--- MATERIAL PROVIDED ---

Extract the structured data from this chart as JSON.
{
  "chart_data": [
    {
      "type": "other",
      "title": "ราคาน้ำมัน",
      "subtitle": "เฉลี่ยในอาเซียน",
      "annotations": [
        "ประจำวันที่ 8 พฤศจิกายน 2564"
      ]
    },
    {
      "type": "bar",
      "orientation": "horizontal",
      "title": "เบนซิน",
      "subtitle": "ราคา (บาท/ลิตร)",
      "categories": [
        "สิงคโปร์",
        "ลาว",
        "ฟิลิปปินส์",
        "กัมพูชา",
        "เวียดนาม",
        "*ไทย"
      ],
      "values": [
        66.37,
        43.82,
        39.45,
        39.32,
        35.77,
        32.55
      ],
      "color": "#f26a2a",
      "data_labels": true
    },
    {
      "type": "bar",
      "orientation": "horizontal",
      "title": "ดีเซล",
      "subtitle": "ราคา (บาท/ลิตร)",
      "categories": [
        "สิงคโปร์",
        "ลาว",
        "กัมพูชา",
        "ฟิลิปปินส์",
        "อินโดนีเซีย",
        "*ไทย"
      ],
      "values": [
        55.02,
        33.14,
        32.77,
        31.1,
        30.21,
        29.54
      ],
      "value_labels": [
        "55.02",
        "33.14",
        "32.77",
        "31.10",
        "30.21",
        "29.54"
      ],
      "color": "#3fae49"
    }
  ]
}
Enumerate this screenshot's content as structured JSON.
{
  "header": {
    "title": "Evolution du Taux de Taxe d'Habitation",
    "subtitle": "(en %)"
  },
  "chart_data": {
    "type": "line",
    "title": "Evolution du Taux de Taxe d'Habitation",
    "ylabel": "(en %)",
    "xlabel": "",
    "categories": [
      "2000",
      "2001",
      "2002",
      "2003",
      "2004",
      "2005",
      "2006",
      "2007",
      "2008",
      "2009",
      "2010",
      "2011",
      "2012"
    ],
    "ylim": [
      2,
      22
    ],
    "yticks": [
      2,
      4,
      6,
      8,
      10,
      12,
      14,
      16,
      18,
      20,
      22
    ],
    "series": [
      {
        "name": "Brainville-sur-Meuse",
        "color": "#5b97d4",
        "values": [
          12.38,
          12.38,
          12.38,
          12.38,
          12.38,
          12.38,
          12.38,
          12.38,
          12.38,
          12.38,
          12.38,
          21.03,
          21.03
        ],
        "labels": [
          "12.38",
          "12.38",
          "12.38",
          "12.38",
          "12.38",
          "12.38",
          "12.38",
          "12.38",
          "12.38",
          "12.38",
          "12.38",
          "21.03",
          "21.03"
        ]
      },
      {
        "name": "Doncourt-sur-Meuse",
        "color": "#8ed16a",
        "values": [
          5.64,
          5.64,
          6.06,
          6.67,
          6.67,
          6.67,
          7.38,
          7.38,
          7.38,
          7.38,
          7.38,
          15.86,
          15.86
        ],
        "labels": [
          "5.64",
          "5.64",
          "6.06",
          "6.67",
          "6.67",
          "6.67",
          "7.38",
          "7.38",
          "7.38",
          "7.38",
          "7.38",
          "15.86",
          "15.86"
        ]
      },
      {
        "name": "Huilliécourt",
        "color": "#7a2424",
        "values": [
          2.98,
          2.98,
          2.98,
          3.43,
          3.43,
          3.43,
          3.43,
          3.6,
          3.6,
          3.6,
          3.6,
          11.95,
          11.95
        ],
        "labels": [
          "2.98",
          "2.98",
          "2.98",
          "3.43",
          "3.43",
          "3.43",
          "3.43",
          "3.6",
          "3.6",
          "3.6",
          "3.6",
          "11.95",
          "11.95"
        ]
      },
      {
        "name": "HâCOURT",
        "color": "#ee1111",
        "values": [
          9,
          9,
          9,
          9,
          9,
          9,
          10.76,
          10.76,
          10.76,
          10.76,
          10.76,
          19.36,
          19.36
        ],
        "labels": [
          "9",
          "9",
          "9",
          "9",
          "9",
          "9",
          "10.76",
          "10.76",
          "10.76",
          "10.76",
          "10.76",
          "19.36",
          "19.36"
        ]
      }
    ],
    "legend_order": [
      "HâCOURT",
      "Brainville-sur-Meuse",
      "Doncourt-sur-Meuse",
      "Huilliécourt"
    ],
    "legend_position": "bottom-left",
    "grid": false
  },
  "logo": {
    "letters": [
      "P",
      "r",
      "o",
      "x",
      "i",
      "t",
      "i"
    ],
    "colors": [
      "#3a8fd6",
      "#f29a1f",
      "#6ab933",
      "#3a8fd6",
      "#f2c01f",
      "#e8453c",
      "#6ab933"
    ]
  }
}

---

— THE PROBLEM —
Give back all the records exactly as they stand.

— RESPONSE TO THIS EXERCISE —
Extract the structured data from this chart as JSON.
{
  "chart_data": [
    {
      "type": "other",
      "title": "ราคาน้ำมัน",
      "subtitle": "เฉลี่ยในอาเซียน",
      "annotations": [
        "ประจำวันที่ 8 พฤศจิกายน 2564"
      ]
    },
    {
      "type": "bar",
      "orientation": "horizontal",
      "title": "เบนซิน",
      "subtitle": "ราคา (บาท/ลิตร)",
      "categories": [
        "สิงคโปร์",
        "ลาว",
        "ฟิลิปปินส์",
        "กัมพูชา",
        "เวียดนาม",
        "*ไทย"
      ],
      "values": [
        66.37,
        43.82,
        39.45,
        39.32,
        35.77,
        32.55
      ],
      "color": "#f26a2a",
      "data_labels": true
    },
    {
      "type": "bar",
      "orientation": "horizontal",
      "title": "ดีเซล",
      "subtitle": "ราคา (บาท/ลิตร)",
      "categories": [
        "สิงคโปร์",
        "ลาว",
        "กัมพูชา",
        "ฟิลิปปินส์",
        "อินโดนีเซีย",
        "*ไทย"
      ],
      "values": [
        55.02,
        33.14,
        32.77,
        31.1,
        30.21,
        29.54
      ],
      "value_labels": [
        "55.02",
        "33.14",
        "32.77",
        "31.10",
        "30.21",
        "29.54"
      ],
      "color": "#3fae49"
    }
  ]
}
Enumerate this screenshot's content as structured JSON.
{
  "header": {
    "title": "Evolution du Taux de Taxe d'Habitation",
    "subtitle": "(en %)"
  },
  "chart_data": {
    "type": "line",
    "title": "Evolution du Taux de Taxe d'Habitation",
    "ylabel": "(en %)",
    "xlabel": "",
    "categories": [
      "2000",
      "2001",
      "2002",
      "2003",
      "2004",
      "2005",
      "2006",
      "2007",
      "2008",
      "2009",
      "2010",
      "2011",
      "2012"
    ],
    "ylim": [
      2,
      22
    ],
    "yticks": [
      2,
      4,
      6,
      8,
      10,
      12,
      14,
      16,
      18,
      20,
      22
    ],
    "series": [
      {
        "name": "Brainville-sur-Meuse",
        "color": "#5b97d4",
        "values": [
          12.38,
          12.38,
          12.38,
          12.38,
          12.38,
          12.38,
          12.38,
          12.38,
          12.38,
          12.38,
          12.38,
          21.03,
          21.03
        ],
        "labels": [
          "12.38",
          "12.38",
          "12.38",
          "12.38",
          "12.38",
          "12.38",
          "12.38",
          "12.38",
          "12.38",
          "12.38",
          "12.38",
          "21.03",
          "21.03"
        ]
      },
      {
        "name": "Doncourt-sur-Meuse",
        "color": "#8ed16a",
        "values": [
          5.64,
          5.64,
          6.06,
          6.67,
          6.67,
          6.67,
          7.38,
          7.38,
          7.38,
          7.38,
          7.38,
          15.86,
          15.86
        ],
        "labels": [
          "5.64",
          "5.64",
          "6.06",
          "6.67",
          "6.67",
          "6.67",
          "7.38",
          "7.38",
          "7.38",
          "7.38",
          "7.38",
          "15.86",
          "15.86"
        ]
      },
      {
        "name": "Huilliécourt",
        "color": "#7a2424",
        "values": [
          2.98,
          2.98,
          2.98,
          3.43,
          3.43,
          3.43,
          3.43,
          3.6,
          3.6,
          3.6,
          3.6,
          11.95,
          11.95
        ],
        "labels": [
          "2.98",
          "2.98",
          "2.98",
          "3.43",
          "3.43",
          "3.43",
          "3.43",
          "3.6",
          "3.6",
          "3.6",
          "3.6",
          "11.95",
          "11.95"
        ]
      },
      {
        "name": "HâCOURT",
        "color": "#ee1111",
        "values": [
          9,
          9,
          9,
          9,
          9,
          9,
          10.76,
          10.76,
          10.76,
          10.76,
          10.76,
          19.36,
          19.36
        ],
        "labels": [
          "9",
          "9",
          "9",
          "9",
          "9",
          "9",
          "10.76",
          "10.76",
          "10.76",
          "10.76",
          "10.76",
          "19.36",
          "19.36"
        ]
      }
    ],
    "legend_order": [
      "HâCOURT",
      "Brainville-sur-Meuse",
      "Doncourt-sur-Meuse",
      "Huilliécourt"
    ],
    "legend_position": "bottom-left",
    "grid": false
  },
  "logo": {
    "letters": [
      "P",
      "r",
      "o",
      "x",
      "i",
      "t",
      "i"
    ],
    "colors": [
      "#3a8fd6",
      "#f29a1f",
      "#6ab933",
      "#3a8fd6",
      "#f2c01f",
      "#e8453c",
      "#6ab933"
    ]
  }
}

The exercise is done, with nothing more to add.